__TASK INPUTS__.
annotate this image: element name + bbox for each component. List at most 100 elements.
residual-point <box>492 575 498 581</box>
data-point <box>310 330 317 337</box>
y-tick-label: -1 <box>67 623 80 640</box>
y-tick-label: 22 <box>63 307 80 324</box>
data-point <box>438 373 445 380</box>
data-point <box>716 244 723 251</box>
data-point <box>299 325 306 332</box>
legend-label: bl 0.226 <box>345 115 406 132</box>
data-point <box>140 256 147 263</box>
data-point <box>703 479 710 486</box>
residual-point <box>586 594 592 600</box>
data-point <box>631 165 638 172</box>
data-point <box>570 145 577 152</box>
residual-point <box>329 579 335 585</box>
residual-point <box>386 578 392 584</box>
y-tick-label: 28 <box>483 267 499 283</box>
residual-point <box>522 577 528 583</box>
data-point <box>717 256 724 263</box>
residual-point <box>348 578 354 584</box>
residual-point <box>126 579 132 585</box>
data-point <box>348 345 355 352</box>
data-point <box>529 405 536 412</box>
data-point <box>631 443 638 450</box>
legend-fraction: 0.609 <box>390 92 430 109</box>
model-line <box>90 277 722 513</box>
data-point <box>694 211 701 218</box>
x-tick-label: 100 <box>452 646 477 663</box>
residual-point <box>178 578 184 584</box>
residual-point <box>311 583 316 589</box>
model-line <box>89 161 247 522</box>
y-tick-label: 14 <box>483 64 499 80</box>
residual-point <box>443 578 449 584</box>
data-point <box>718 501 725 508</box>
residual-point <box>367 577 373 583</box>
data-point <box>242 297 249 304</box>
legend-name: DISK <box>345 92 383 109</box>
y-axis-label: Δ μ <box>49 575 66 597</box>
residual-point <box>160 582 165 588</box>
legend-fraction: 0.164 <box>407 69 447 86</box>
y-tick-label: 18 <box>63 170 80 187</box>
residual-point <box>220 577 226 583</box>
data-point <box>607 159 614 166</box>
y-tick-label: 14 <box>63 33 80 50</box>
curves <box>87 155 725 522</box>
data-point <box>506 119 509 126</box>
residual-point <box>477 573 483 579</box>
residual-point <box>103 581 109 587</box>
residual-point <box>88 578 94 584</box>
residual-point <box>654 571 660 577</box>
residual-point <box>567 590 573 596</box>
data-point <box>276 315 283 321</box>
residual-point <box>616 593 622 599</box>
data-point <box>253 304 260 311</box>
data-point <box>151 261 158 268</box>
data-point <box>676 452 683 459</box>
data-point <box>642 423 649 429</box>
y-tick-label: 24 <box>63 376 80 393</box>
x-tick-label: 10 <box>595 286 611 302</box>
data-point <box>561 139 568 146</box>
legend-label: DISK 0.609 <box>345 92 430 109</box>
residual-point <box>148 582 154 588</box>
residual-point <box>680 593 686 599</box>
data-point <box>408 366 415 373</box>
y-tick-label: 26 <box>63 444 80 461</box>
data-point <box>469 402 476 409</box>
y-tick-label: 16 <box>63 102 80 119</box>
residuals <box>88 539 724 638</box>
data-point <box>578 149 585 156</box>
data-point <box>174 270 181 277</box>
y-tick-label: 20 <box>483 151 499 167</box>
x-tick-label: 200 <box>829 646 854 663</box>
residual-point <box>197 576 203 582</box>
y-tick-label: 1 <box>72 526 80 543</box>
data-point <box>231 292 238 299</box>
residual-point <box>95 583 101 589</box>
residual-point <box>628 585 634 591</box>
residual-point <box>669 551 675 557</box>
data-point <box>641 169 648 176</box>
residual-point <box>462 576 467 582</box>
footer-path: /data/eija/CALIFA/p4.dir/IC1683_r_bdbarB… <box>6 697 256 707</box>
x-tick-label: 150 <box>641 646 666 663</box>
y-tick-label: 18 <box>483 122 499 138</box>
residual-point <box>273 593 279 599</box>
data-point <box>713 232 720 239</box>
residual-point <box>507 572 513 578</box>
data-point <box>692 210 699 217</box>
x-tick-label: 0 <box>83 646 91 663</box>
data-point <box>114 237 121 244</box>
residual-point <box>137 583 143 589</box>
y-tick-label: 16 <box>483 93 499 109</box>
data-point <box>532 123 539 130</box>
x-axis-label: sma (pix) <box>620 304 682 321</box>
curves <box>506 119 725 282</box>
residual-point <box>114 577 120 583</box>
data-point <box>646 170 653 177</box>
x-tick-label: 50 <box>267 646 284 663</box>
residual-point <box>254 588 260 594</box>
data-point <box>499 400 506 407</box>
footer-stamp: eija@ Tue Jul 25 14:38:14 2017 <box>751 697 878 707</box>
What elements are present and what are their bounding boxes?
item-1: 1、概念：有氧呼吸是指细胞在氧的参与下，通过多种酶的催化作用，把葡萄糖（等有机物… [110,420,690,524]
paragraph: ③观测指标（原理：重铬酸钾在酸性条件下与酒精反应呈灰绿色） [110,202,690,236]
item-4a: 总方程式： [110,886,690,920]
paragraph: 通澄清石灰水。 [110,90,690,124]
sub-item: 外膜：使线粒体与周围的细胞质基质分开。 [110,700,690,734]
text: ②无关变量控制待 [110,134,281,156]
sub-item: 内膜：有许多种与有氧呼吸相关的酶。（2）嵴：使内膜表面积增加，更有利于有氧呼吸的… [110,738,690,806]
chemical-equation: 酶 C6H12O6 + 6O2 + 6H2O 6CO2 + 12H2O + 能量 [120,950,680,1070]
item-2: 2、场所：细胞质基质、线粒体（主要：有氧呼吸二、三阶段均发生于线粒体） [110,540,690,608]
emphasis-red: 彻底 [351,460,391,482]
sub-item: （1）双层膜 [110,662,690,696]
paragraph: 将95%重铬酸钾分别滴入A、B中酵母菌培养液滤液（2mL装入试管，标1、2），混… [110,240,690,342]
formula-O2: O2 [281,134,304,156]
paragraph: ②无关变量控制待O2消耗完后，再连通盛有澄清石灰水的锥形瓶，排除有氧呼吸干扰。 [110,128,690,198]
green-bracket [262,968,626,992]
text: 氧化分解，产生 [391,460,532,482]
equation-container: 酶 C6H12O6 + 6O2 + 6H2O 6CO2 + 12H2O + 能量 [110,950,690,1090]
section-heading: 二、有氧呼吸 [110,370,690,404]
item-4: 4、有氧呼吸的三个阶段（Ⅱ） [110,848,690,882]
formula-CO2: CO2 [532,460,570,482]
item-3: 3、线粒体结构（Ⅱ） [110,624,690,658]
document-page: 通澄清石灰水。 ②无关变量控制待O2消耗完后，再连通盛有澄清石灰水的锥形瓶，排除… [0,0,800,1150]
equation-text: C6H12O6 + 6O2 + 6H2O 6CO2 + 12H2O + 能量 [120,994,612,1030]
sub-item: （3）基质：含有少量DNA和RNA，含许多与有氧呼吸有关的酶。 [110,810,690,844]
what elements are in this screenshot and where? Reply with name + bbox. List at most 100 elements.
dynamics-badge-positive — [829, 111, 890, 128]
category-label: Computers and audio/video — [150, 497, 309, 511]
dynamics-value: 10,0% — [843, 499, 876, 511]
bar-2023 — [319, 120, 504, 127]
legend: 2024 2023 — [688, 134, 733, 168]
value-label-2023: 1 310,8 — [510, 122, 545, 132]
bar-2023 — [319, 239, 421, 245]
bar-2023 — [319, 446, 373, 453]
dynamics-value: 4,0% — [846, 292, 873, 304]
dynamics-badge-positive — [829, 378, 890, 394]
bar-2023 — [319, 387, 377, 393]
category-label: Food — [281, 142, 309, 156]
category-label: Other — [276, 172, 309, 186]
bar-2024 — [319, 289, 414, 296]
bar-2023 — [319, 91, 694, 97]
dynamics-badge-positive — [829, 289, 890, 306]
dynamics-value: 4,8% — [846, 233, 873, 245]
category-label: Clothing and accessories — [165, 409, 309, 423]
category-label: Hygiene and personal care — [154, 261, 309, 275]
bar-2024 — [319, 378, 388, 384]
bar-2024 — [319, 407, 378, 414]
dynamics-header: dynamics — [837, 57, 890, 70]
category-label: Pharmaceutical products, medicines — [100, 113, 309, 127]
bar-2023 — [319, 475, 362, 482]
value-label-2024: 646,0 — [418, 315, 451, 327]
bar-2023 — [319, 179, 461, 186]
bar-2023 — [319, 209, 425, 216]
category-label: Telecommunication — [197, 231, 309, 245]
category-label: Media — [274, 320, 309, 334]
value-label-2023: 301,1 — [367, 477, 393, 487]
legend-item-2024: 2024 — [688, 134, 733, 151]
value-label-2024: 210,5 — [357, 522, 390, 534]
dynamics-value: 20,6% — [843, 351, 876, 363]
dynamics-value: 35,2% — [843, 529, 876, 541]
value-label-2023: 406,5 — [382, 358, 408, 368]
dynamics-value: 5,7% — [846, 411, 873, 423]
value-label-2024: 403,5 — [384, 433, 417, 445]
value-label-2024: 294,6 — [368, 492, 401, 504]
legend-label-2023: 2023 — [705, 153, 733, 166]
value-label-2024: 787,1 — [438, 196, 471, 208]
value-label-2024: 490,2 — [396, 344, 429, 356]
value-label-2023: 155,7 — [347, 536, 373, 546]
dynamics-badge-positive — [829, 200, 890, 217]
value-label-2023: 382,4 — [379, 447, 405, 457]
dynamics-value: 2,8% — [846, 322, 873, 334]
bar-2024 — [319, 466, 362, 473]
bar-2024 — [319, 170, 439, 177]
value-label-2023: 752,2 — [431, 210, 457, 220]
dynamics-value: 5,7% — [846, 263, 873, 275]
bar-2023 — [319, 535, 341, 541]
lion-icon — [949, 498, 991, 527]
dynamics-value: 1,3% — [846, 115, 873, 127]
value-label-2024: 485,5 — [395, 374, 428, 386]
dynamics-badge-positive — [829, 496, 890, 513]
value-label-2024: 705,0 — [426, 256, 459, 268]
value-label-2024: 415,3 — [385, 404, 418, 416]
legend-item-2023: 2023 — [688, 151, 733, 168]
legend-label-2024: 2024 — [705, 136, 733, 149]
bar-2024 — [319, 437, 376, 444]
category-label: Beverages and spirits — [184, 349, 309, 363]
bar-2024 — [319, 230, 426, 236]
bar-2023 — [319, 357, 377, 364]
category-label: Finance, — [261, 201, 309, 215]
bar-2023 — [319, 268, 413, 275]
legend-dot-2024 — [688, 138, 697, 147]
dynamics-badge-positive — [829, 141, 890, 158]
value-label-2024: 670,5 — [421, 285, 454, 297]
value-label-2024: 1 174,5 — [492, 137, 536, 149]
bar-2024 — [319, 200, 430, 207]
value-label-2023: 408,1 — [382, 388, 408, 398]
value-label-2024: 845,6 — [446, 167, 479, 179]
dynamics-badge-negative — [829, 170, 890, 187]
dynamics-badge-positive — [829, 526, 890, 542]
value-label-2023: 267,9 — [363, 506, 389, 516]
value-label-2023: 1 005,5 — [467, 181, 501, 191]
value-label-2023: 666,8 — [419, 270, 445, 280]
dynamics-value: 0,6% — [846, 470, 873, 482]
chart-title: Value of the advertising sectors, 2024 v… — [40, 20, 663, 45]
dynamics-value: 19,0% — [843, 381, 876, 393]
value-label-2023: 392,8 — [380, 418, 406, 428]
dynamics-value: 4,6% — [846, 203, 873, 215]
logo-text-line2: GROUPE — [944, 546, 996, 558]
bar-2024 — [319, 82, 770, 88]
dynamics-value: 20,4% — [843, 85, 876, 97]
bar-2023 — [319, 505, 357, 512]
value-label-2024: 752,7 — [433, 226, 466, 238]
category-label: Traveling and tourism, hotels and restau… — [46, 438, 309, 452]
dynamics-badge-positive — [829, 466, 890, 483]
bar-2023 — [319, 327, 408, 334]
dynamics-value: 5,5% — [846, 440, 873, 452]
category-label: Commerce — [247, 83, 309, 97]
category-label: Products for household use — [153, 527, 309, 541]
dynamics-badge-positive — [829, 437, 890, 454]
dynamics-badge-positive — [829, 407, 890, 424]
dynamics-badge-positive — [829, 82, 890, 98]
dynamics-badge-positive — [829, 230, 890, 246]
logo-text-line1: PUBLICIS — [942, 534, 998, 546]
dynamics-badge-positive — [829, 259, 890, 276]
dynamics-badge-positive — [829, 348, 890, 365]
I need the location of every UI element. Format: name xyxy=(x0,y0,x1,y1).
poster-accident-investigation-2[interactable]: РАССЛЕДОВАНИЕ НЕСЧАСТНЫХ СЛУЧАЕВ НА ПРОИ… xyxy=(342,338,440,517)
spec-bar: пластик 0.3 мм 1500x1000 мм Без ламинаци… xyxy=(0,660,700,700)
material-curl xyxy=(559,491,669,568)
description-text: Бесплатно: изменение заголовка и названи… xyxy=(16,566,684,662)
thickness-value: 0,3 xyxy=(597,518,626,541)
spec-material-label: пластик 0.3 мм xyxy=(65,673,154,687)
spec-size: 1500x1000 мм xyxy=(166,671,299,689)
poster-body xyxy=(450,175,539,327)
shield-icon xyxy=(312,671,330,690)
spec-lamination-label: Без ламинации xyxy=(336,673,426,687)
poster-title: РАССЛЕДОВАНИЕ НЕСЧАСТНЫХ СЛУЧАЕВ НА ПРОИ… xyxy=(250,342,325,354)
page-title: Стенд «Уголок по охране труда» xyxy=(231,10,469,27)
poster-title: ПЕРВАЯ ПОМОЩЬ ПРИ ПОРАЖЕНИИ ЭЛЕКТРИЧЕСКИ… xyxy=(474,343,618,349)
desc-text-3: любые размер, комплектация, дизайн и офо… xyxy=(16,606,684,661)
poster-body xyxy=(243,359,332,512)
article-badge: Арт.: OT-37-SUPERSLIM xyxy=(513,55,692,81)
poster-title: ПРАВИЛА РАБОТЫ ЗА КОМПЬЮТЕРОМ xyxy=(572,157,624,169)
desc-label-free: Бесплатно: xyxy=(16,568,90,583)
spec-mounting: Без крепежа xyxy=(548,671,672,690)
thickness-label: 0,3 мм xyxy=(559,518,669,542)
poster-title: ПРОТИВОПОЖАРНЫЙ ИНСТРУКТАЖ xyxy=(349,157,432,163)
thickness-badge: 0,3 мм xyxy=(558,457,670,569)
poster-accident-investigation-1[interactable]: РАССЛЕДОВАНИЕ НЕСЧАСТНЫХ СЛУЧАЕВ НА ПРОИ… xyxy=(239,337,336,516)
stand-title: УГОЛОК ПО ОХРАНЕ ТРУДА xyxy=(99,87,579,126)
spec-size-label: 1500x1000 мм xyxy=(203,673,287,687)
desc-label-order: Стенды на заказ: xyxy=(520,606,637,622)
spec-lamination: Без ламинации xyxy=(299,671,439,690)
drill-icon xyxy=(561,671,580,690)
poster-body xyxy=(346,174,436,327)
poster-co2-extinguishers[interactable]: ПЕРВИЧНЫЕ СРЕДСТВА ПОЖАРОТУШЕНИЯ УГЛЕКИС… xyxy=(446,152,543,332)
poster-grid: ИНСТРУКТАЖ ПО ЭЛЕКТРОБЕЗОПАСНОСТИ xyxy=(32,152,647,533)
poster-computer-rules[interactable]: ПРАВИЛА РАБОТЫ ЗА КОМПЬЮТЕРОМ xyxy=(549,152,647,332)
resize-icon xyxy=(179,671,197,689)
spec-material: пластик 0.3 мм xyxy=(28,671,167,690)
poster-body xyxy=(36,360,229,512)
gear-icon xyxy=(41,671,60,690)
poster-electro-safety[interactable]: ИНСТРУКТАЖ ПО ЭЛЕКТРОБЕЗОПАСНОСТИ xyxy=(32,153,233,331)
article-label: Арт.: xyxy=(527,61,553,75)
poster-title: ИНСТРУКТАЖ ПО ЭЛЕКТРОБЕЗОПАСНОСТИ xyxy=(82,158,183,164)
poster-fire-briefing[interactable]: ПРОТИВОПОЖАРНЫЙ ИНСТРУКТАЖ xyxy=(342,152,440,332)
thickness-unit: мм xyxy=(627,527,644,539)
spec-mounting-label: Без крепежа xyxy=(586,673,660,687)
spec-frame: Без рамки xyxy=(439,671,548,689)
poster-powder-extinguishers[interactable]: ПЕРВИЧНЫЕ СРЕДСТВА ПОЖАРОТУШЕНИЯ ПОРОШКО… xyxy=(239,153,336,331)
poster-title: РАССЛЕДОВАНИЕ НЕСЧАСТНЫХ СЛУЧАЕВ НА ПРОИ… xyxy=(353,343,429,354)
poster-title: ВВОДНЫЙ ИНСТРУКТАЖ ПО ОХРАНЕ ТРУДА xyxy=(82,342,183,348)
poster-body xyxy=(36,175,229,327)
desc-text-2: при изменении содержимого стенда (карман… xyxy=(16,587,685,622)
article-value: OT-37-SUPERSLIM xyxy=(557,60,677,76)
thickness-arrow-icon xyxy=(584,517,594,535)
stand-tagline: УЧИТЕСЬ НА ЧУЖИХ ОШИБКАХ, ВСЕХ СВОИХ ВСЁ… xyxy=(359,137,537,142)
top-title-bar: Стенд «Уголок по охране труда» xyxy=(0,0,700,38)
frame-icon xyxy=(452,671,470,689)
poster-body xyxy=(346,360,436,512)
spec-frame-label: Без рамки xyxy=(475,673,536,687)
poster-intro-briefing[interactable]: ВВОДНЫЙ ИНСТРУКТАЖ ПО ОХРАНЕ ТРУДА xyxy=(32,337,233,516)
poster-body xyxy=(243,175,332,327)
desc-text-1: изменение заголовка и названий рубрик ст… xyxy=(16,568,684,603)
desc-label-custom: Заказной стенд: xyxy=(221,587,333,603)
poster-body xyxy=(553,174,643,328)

__STATED GOAL__. Extract the lines above without any change, starting at the first line and ending with the line that contains "data-point <box>716 244 723 251</box>", both included.

__COMPLETED EXERCISE__.
annotate this image: element name + bbox for each component. List at most 100 elements.
residual-point <box>492 575 498 581</box>
data-point <box>310 330 317 337</box>
y-tick-label: -1 <box>67 623 80 640</box>
y-tick-label: 22 <box>63 307 80 324</box>
data-point <box>438 373 445 380</box>
data-point <box>716 244 723 251</box>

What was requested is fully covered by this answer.